No en vano, el citado Consejo ya había eliminado a 585 aspirantes a convertirse en candidatos, incluyendo a personajes populistas, como el expresidente Mahmud Ahmadineyad, o el expresidente del parlamento de tendencia reformista Ali Larijani. Si a eso se suma que de los siete que finalmente pasaron el filtro (todos hombres), tres se retiraron y tan solo quedaba Abdolnaser Hemmati, tecnócrata exgobernador del Banco Central, como único representante de los reformistas moderados, se entiende aún mejor que la espera provocara escasa tensión.

Con la victoria de Raisi, de 60 años, se cierra así el circulo dibujado por los sectores más duros del régimen –los principalistas– para que todas las palancas significativas del poder queden en sus manos, incluyendo el Parlamento, el poder judicial, las fuerzas armadas y el poderoso Cuerpo de Guardianes de la Revolución Islámica de Irán (los Pasdarán), catalogados como organización terrorista por Estados Unidos.

== == ==

(Instrucciones de trabajo):
¿Puedes reproducir sin cambios el fragmento del texto sobre la victoria de Raisi que empieza en "Con la victoria" y termina en "por Estados Unidos."?

(Material mostrado):
== == ==

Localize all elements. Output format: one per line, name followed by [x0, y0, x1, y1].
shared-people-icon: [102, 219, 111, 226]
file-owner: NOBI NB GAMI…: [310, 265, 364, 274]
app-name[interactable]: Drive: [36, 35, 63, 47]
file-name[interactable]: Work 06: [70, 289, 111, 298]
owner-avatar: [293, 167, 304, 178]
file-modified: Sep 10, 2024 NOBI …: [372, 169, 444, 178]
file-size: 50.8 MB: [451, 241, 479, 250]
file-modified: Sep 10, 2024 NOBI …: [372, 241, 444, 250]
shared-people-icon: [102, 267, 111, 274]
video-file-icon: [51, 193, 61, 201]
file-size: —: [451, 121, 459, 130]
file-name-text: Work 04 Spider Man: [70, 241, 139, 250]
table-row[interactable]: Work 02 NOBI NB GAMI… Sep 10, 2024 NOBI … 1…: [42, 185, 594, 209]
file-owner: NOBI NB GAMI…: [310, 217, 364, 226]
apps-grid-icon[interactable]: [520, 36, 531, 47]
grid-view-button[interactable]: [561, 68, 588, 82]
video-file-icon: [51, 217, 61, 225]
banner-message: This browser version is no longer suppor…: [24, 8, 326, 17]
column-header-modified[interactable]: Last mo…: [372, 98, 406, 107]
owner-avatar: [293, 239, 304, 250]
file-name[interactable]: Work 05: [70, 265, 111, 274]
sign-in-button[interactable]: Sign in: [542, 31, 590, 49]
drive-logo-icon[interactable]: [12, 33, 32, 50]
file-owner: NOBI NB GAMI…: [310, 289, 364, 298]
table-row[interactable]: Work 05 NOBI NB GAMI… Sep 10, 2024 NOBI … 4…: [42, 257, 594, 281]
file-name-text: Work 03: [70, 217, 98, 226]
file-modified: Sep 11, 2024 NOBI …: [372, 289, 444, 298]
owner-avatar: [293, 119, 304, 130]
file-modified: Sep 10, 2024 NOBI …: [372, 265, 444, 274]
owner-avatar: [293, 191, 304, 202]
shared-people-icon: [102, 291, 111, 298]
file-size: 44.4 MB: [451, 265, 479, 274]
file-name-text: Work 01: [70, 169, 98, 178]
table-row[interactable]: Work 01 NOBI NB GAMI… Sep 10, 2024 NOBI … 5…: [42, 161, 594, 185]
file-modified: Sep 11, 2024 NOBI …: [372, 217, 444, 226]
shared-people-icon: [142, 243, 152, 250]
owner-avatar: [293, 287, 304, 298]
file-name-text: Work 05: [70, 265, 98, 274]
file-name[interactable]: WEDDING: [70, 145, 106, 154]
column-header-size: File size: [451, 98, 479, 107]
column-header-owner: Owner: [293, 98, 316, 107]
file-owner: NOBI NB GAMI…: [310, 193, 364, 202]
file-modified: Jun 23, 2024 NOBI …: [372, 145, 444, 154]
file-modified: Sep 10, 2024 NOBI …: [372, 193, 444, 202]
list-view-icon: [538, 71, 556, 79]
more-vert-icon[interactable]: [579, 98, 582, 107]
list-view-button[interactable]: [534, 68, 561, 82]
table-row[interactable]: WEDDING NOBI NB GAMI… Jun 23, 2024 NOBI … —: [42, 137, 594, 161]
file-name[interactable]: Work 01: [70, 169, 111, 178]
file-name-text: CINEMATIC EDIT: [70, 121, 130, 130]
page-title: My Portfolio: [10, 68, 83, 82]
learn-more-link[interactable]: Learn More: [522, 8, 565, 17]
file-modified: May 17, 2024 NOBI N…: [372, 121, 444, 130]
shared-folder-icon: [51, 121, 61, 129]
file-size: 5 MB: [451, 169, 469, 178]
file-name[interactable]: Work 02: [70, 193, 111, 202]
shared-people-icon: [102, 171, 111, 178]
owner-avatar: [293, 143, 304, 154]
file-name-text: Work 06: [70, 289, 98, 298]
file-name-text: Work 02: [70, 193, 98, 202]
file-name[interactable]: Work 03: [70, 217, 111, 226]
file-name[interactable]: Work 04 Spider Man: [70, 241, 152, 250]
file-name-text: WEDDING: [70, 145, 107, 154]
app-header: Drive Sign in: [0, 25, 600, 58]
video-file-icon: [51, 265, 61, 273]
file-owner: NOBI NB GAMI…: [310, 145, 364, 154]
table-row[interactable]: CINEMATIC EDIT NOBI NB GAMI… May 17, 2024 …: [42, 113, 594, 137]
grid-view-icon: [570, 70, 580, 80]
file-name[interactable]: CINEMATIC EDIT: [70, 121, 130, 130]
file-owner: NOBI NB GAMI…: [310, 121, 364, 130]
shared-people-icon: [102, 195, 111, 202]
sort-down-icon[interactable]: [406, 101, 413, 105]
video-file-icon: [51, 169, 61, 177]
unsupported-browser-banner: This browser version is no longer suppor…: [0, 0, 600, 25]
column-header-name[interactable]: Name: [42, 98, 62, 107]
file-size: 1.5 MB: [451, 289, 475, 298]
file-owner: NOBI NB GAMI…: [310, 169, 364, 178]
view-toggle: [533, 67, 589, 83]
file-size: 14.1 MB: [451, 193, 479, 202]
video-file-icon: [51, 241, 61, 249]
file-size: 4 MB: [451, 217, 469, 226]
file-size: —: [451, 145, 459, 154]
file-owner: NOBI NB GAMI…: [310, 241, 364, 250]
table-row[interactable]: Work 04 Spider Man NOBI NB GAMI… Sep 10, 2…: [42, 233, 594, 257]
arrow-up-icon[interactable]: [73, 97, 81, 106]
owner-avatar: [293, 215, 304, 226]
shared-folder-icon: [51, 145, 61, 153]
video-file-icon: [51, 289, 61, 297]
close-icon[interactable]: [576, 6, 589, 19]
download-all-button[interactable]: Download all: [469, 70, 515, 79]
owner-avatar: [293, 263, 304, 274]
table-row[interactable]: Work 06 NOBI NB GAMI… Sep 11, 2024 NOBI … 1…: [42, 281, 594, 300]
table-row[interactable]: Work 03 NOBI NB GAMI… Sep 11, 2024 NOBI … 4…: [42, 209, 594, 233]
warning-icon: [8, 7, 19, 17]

== == ==

(Ejercicio resuelto):
Con la victoria de Raisi, de 60 años, se cierra así el circulo dibujado por los sectores más duros del régimen –los principalistas– para que todas las palancas significativas del poder queden en sus manos, incluyendo el Parlamento, el poder judicial, las fuerzas armadas y el poderoso Cuerpo de Guardianes de la Revolución Islámica de Irán (los Pasdarán), catalogados como organización terrorista por Estados Unidos.